>>>

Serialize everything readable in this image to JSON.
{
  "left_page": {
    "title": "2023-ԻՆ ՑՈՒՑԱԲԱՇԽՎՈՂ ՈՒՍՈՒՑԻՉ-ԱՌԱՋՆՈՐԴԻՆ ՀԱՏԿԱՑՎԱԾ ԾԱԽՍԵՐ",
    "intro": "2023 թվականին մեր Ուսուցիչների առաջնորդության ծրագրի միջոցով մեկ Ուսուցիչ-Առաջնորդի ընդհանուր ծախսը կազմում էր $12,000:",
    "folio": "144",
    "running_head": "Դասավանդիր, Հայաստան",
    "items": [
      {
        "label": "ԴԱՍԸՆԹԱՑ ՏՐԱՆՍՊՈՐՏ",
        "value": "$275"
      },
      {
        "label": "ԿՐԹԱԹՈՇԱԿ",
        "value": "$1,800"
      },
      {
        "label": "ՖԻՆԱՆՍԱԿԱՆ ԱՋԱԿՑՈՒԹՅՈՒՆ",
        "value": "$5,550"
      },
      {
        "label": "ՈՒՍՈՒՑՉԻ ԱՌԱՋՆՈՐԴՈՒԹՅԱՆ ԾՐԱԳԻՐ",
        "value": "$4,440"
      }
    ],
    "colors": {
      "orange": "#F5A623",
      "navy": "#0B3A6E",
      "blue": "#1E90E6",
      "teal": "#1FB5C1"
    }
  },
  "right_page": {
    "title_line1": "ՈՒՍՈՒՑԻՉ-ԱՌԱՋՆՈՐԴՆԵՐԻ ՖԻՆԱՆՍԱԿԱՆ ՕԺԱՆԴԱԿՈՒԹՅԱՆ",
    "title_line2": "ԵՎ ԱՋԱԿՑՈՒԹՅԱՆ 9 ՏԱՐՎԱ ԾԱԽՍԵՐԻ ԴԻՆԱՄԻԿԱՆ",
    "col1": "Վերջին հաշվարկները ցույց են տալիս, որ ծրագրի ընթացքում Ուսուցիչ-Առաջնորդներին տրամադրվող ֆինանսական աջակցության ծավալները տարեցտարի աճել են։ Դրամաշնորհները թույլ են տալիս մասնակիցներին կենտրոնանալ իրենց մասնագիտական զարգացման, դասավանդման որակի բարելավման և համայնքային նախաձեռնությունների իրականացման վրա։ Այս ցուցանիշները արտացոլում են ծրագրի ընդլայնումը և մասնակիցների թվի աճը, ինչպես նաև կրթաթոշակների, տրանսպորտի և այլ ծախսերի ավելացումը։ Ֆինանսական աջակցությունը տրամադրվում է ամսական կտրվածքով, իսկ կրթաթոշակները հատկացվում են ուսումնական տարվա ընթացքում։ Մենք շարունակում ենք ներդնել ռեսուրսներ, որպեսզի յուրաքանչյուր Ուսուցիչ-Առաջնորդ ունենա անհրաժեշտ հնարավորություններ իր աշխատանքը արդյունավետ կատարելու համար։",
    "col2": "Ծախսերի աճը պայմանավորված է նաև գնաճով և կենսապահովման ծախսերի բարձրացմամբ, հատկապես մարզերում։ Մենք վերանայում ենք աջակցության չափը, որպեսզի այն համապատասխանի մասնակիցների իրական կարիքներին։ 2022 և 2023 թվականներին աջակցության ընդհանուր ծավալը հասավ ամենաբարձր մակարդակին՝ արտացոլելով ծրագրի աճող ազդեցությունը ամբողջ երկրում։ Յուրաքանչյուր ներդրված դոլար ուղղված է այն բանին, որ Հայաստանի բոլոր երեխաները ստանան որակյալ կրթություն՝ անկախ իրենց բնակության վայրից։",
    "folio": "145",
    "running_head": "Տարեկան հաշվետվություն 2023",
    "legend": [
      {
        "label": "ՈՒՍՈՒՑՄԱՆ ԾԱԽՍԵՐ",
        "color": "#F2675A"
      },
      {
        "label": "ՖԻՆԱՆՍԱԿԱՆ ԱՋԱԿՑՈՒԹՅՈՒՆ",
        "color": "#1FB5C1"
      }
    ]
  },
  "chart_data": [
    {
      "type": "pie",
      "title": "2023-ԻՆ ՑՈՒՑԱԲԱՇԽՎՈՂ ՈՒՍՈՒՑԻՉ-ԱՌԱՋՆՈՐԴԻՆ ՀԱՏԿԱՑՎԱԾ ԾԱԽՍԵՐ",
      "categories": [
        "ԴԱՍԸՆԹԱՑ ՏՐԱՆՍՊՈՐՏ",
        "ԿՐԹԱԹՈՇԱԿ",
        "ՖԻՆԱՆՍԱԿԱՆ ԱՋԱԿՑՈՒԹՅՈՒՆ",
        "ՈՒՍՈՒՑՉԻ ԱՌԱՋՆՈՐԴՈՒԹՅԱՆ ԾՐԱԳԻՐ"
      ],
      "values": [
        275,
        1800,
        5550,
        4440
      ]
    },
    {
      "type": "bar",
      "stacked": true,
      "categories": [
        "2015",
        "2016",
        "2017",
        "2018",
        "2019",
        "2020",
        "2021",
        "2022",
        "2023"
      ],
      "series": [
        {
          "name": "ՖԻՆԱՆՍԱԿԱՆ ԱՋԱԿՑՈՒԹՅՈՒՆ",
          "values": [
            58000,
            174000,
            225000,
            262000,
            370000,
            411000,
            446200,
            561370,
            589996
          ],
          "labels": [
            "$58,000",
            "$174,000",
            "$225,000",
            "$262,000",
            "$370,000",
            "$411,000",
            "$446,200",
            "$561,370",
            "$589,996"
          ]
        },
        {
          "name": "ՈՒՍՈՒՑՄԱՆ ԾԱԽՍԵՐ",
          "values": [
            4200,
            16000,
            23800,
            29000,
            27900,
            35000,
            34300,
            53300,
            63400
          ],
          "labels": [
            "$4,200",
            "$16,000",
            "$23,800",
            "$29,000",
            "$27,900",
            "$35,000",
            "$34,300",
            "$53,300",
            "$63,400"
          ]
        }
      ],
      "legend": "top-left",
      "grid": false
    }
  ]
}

<<<

■ **Given problem**: Your task is to retype all of the records exactly.

■ **Task solution**:
Serialize everything readable in this image to JSON.
{
  "left_page": {
    "title": "2023-ԻՆ ՑՈՒՑԱԲԱՇԽՎՈՂ ՈՒՍՈՒՑԻՉ-ԱՌԱՋՆՈՐԴԻՆ ՀԱՏԿԱՑՎԱԾ ԾԱԽՍԵՐ",
    "intro": "2023 թվականին մեր Ուսուցիչների առաջնորդության ծրագրի միջոցով մեկ Ուսուցիչ-Առաջնորդի ընդհանուր ծախսը կազմում էր $12,000:",
    "folio": "144",
    "running_head": "Դասավանդիր, Հայաստան",
    "items": [
      {
        "label": "ԴԱՍԸՆԹԱՑ ՏՐԱՆՍՊՈՐՏ",
        "value": "$275"
      },
      {
        "label": "ԿՐԹԱԹՈՇԱԿ",
        "value": "$1,800"
      },
      {
        "label": "ՖԻՆԱՆՍԱԿԱՆ ԱՋԱԿՑՈՒԹՅՈՒՆ",
        "value": "$5,550"
      },
      {
        "label": "ՈՒՍՈՒՑՉԻ ԱՌԱՋՆՈՐԴՈՒԹՅԱՆ ԾՐԱԳԻՐ",
        "value": "$4,440"
      }
    ],
    "colors": {
      "orange": "#F5A623",
      "navy": "#0B3A6E",
      "blue": "#1E90E6",
      "teal": "#1FB5C1"
    }
  },
  "right_page": {
    "title_line1": "ՈՒՍՈՒՑԻՉ-ԱՌԱՋՆՈՐԴՆԵՐԻ ՖԻՆԱՆՍԱԿԱՆ ՕԺԱՆԴԱԿՈՒԹՅԱՆ",
    "title_line2": "ԵՎ ԱՋԱԿՑՈՒԹՅԱՆ 9 ՏԱՐՎԱ ԾԱԽՍԵՐԻ ԴԻՆԱՄԻԿԱՆ",
    "col1": "Վերջին հաշվարկները ցույց են տալիս, որ ծրագրի ընթացքում Ուսուցիչ-Առաջնորդներին տրամադրվող ֆինանսական աջակցության ծավալները տարեցտարի աճել են։ Դրամաշնորհները թույլ են տալիս մասնակիցներին կենտրոնանալ իրենց մասնագիտական զարգացման, դասավանդման որակի բարելավման և համայնքային նախաձեռնությունների իրականացման վրա։ Այս ցուցանիշները արտացոլում են ծրագրի ընդլայնումը և մասնակիցների թվի աճը, ինչպես նաև կրթաթոշակների, տրանսպորտի և այլ ծախսերի ավելացումը։ Ֆինանսական աջակցությունը տրամադրվում է ամսական կտրվածքով, իսկ կրթաթոշակները հատկացվում են ուսումնական տարվա ընթացքում։ Մենք շարունակում ենք ներդնել ռեսուրսներ, որպեսզի յուրաքանչյուր Ուսուցիչ-Առաջնորդ ունենա անհրաժեշտ հնարավորություններ իր աշխատանքը արդյունավետ կատարելու համար։",
    "col2": "Ծախսերի աճը պայմանավորված է նաև գնաճով և կենսապահովման ծախսերի բարձրացմամբ, հատկապես մարզերում։ Մենք վերանայում ենք աջակցության չափը, որպեսզի այն համապատասխանի մասնակիցների իրական կարիքներին։ 2022 և 2023 թվականներին աջակցության ընդհանուր ծավալը հասավ ամենաբարձր մակարդակին՝ արտացոլելով ծրագրի աճող ազդեցությունը ամբողջ երկրում։ Յուրաքանչյուր ներդրված դոլար ուղղված է այն բանին, որ Հայաստանի բոլոր երեխաները ստանան որակյալ կրթություն՝ անկախ իրենց բնակության վայրից։",
    "folio": "145",
    "running_head": "Տարեկան հաշվետվություն 2023",
    "legend": [
      {
        "label": "ՈՒՍՈՒՑՄԱՆ ԾԱԽՍԵՐ",
        "color": "#F2675A"
      },
      {
        "label": "ՖԻՆԱՆՍԱԿԱՆ ԱՋԱԿՑՈՒԹՅՈՒՆ",
        "color": "#1FB5C1"
      }
    ]
  },
  "chart_data": [
    {
      "type": "pie",
      "title": "2023-ԻՆ ՑՈՒՑԱԲԱՇԽՎՈՂ ՈՒՍՈՒՑԻՉ-ԱՌԱՋՆՈՐԴԻՆ ՀԱՏԿԱՑՎԱԾ ԾԱԽՍԵՐ",
      "categories": [
        "ԴԱՍԸՆԹԱՑ ՏՐԱՆՍՊՈՐՏ",
        "ԿՐԹԱԹՈՇԱԿ",
        "ՖԻՆԱՆՍԱԿԱՆ ԱՋԱԿՑՈՒԹՅՈՒՆ",
        "ՈՒՍՈՒՑՉԻ ԱՌԱՋՆՈՐԴՈՒԹՅԱՆ ԾՐԱԳԻՐ"
      ],
      "values": [
        275,
        1800,
        5550,
        4440
      ]
    },
    {
      "type": "bar",
      "stacked": true,
      "categories": [
        "2015",
        "2016",
        "2017",
        "2018",
        "2019",
        "2020",
        "2021",
        "2022",
        "2023"
      ],
      "series": [
        {
          "name": "ՖԻՆԱՆՍԱԿԱՆ ԱՋԱԿՑՈՒԹՅՈՒՆ",
          "values": [
            58000,
            174000,
            225000,
            262000,
            370000,
            411000,
            446200,
            561370,
            589996
          ],
          "labels": [
            "$58,000",
            "$174,000",
            "$225,000",
            "$262,000",
            "$370,000",
            "$411,000",
            "$446,200",
            "$561,370",
            "$589,996"
          ]
        },
        {
          "name": "ՈՒՍՈՒՑՄԱՆ ԾԱԽՍԵՐ",
          "values": [
            4200,
            16000,
            23800,
            29000,
            27900,
            35000,
            34300,
            53300,
            63400
          ],
          "labels": [
            "$4,200",
            "$16,000",
            "$23,800",
            "$29,000",
            "$27,900",
            "$35,000",
            "$34,300",
            "$53,300",
            "$63,400"
          ]
        }
      ],
      "legend": "top-left",
      "grid": false
    }
  ]
}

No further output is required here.